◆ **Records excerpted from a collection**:
******
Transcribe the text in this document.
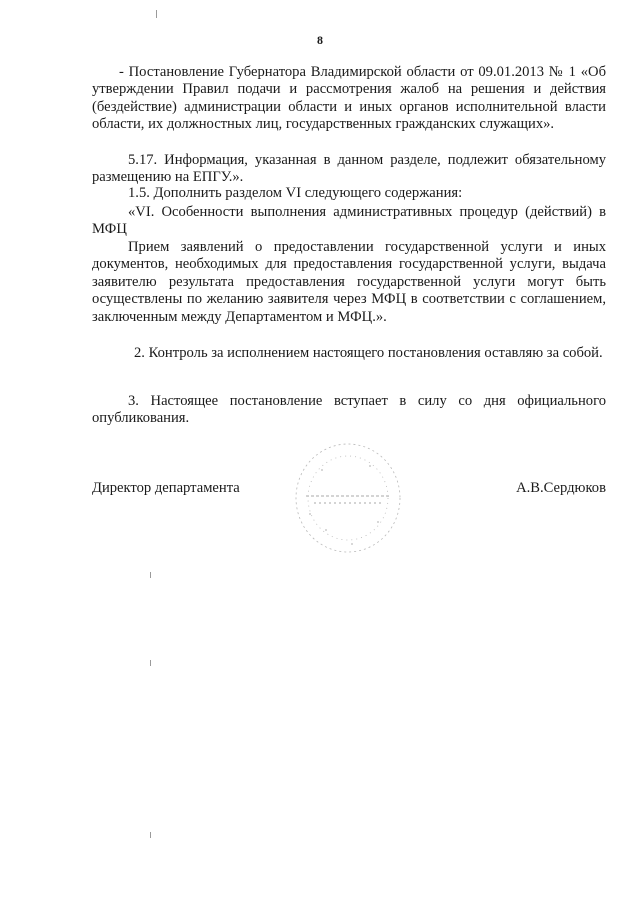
8

- Постановление Губернатора Владимирской области от 09.01.2013 № 1 «Об утверждении Правил подачи и рассмотрения жалоб на решения и действия (бездействие) администрации области и иных органов исполнительной власти области, их должностных лиц, государственных гражданских служащих».

5.17. Информация, указанная в данном разделе, подлежит обязательному размещению на ЕПГУ.».

1.5. Дополнить разделом VI следующего содержания:

«VI. Особенности выполнения административных процедур (действий) в МФЦ

Прием заявлений о предоставлении государственной услуги и иных документов, необходимых для предоставления государственной услуги, выдача заявителю результата предоставления государственной услуги могут быть осуществлены по желанию заявителя через МФЦ в соответствии с соглашением, заключенным между Департаментом и МФЦ.».

2. Контроль за исполнением настоящего постановления оставляю за собой.

3. Настоящее постановление вступает в силу со дня официального опубликования.

Директор департамента	А.В.Сердюков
******
◆ **THE TASK**: Quote every record above exactly, leaving out the pictures.

◆ **REPLY TO THE EXERCISE**:
Transcribe the text in this document.
8

- Постановление Губернатора Владимирской области от 09.01.2013 № 1 «Об утверждении Правил подачи и рассмотрения жалоб на решения и действия (бездействие) администрации области и иных органов исполнительной власти области, их должностных лиц, государственных гражданских служащих».

5.17. Информация, указанная в данном разделе, подлежит обязательному размещению на ЕПГУ.».

1.5. Дополнить разделом VI следующего содержания:

«VI. Особенности выполнения административных процедур (действий) в МФЦ

Прием заявлений о предоставлении государственной услуги и иных документов, необходимых для предоставления государственной услуги, выдача заявителю результата предоставления государственной услуги могут быть осуществлены по желанию заявителя через МФЦ в соответствии с соглашением, заключенным между Департаментом и МФЦ.».

2. Контроль за исполнением настоящего постановления оставляю за собой.

3. Настоящее постановление вступает в силу со дня официального опубликования.

Директор департамента	А.В.Сердюков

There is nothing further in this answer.